Task statement =
All of the records below must be output exactly, with no pictures carried over.

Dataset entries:
━━━

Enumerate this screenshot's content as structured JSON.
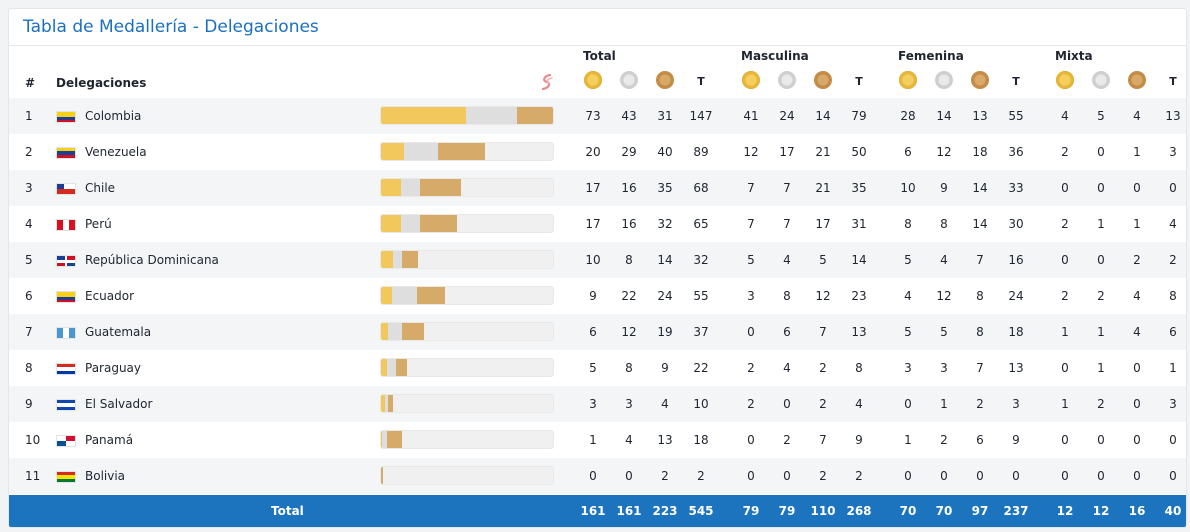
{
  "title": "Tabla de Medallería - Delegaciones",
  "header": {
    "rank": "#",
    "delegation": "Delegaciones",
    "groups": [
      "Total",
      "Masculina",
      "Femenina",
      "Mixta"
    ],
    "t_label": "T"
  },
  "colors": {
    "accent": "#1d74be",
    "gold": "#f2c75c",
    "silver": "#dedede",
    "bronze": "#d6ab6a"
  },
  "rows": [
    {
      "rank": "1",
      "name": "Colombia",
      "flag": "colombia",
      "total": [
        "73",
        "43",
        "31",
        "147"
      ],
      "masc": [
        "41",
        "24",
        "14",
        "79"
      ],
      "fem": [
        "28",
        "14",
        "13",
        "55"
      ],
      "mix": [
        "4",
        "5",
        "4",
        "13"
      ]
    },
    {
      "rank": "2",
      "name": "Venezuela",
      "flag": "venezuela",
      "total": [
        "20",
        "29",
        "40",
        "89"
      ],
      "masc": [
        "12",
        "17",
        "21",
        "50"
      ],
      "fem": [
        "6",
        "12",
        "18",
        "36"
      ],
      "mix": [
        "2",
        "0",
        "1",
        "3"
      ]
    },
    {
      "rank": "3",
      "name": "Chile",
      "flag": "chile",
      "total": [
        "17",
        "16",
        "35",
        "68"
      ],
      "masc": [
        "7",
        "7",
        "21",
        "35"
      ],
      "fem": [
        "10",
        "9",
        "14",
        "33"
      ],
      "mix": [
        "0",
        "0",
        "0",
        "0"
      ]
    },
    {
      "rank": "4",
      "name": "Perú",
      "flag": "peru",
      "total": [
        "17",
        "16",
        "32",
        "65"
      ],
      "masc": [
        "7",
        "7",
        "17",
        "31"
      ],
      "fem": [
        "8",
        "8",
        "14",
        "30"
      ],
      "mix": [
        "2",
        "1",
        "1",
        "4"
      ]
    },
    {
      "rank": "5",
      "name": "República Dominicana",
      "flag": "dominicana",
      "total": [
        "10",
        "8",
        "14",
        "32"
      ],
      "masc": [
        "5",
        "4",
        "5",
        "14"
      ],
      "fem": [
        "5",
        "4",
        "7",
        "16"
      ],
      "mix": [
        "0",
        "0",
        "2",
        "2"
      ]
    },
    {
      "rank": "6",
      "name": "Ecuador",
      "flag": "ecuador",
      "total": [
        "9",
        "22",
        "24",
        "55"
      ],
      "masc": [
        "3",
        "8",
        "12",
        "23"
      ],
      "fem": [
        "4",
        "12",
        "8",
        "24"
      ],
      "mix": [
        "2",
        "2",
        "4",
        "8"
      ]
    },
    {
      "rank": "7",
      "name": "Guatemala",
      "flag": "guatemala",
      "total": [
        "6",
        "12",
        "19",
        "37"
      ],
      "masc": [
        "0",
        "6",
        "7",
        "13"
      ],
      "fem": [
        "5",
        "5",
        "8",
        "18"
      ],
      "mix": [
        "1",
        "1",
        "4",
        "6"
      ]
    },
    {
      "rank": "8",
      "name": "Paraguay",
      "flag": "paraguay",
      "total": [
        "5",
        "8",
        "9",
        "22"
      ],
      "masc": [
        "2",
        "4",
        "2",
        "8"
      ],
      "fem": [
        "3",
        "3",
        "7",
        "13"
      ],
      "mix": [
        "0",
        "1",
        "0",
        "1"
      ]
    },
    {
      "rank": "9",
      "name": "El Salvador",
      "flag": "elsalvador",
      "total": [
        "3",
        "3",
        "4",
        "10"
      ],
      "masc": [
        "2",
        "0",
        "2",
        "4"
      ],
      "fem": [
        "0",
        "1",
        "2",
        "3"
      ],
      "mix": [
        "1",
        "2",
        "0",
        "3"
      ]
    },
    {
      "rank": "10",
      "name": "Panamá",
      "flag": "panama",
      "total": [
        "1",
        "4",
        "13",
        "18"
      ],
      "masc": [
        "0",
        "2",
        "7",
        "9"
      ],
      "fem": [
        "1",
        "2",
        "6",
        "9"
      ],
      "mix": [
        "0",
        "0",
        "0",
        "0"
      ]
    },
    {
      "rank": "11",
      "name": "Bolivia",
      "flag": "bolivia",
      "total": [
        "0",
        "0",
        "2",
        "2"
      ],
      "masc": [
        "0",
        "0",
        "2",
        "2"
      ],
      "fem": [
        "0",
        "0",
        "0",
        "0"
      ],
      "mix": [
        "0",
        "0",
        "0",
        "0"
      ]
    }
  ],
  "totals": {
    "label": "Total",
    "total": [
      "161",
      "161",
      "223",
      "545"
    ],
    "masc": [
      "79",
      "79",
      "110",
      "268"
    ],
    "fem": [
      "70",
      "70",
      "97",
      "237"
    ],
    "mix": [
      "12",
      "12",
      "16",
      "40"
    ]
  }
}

━━━

Written answer =
Enumerate this screenshot's content as structured JSON.
{
  "title": "Tabla de Medallería - Delegaciones",
  "header": {
    "rank": "#",
    "delegation": "Delegaciones",
    "groups": [
      "Total",
      "Masculina",
      "Femenina",
      "Mixta"
    ],
    "t_label": "T"
  },
  "colors": {
    "accent": "#1d74be",
    "gold": "#f2c75c",
    "silver": "#dedede",
    "bronze": "#d6ab6a"
  },
  "rows": [
    {
      "rank": "1",
      "name": "Colombia",
      "flag": "colombia",
      "total": [
        "73",
        "43",
        "31",
        "147"
      ],
      "masc": [
        "41",
        "24",
        "14",
        "79"
      ],
      "fem": [
        "28",
        "14",
        "13",
        "55"
      ],
      "mix": [
        "4",
        "5",
        "4",
        "13"
      ]
    },
    {
      "rank": "2",
      "name": "Venezuela",
      "flag": "venezuela",
      "total": [
        "20",
        "29",
        "40",
        "89"
      ],
      "masc": [
        "12",
        "17",
        "21",
        "50"
      ],
      "fem": [
        "6",
        "12",
        "18",
        "36"
      ],
      "mix": [
        "2",
        "0",
        "1",
        "3"
      ]
    },
    {
      "rank": "3",
      "name": "Chile",
      "flag": "chile",
      "total": [
        "17",
        "16",
        "35",
        "68"
      ],
      "masc": [
        "7",
        "7",
        "21",
        "35"
      ],
      "fem": [
        "10",
        "9",
        "14",
        "33"
      ],
      "mix": [
        "0",
        "0",
        "0",
        "0"
      ]
    },
    {
      "rank": "4",
      "name": "Perú",
      "flag": "peru",
      "total": [
        "17",
        "16",
        "32",
        "65"
      ],
      "masc": [
        "7",
        "7",
        "17",
        "31"
      ],
      "fem": [
        "8",
        "8",
        "14",
        "30"
      ],
      "mix": [
        "2",
        "1",
        "1",
        "4"
      ]
    },
    {
      "rank": "5",
      "name": "República Dominicana",
      "flag": "dominicana",
      "total": [
        "10",
        "8",
        "14",
        "32"
      ],
      "masc": [
        "5",
        "4",
        "5",
        "14"
      ],
      "fem": [
        "5",
        "4",
        "7",
        "16"
      ],
      "mix": [
        "0",
        "0",
        "2",
        "2"
      ]
    },
    {
      "rank": "6",
      "name": "Ecuador",
      "flag": "ecuador",
      "total": [
        "9",
        "22",
        "24",
        "55"
      ],
      "masc": [
        "3",
        "8",
        "12",
        "23"
      ],
      "fem": [
        "4",
        "12",
        "8",
        "24"
      ],
      "mix": [
        "2",
        "2",
        "4",
        "8"
      ]
    },
    {
      "rank": "7",
      "name": "Guatemala",
      "flag": "guatemala",
      "total": [
        "6",
        "12",
        "19",
        "37"
      ],
      "masc": [
        "0",
        "6",
        "7",
        "13"
      ],
      "fem": [
        "5",
        "5",
        "8",
        "18"
      ],
      "mix": [
        "1",
        "1",
        "4",
        "6"
      ]
    },
    {
      "rank": "8",
      "name": "Paraguay",
      "flag": "paraguay",
      "total": [
        "5",
        "8",
        "9",
        "22"
      ],
      "masc": [
        "2",
        "4",
        "2",
        "8"
      ],
      "fem": [
        "3",
        "3",
        "7",
        "13"
      ],
      "mix": [
        "0",
        "1",
        "0",
        "1"
      ]
    },
    {
      "rank": "9",
      "name": "El Salvador",
      "flag": "elsalvador",
      "total": [
        "3",
        "3",
        "4",
        "10"
      ],
      "masc": [
        "2",
        "0",
        "2",
        "4"
      ],
      "fem": [
        "0",
        "1",
        "2",
        "3"
      ],
      "mix": [
        "1",
        "2",
        "0",
        "3"
      ]
    },
    {
      "rank": "10",
      "name": "Panamá",
      "flag": "panama",
      "total": [
        "1",
        "4",
        "13",
        "18"
      ],
      "masc": [
        "0",
        "2",
        "7",
        "9"
      ],
      "fem": [
        "1",
        "2",
        "6",
        "9"
      ],
      "mix": [
        "0",
        "0",
        "0",
        "0"
      ]
    },
    {
      "rank": "11",
      "name": "Bolivia",
      "flag": "bolivia",
      "total": [
        "0",
        "0",
        "2",
        "2"
      ],
      "masc": [
        "0",
        "0",
        "2",
        "2"
      ],
      "fem": [
        "0",
        "0",
        "0",
        "0"
      ],
      "mix": [
        "0",
        "0",
        "0",
        "0"
      ]
    }
  ],
  "totals": {
    "label": "Total",
    "total": [
      "161",
      "161",
      "223",
      "545"
    ],
    "masc": [
      "79",
      "79",
      "110",
      "268"
    ],
    "fem": [
      "70",
      "70",
      "97",
      "237"
    ],
    "mix": [
      "12",
      "12",
      "16",
      "40"
    ]
  }
}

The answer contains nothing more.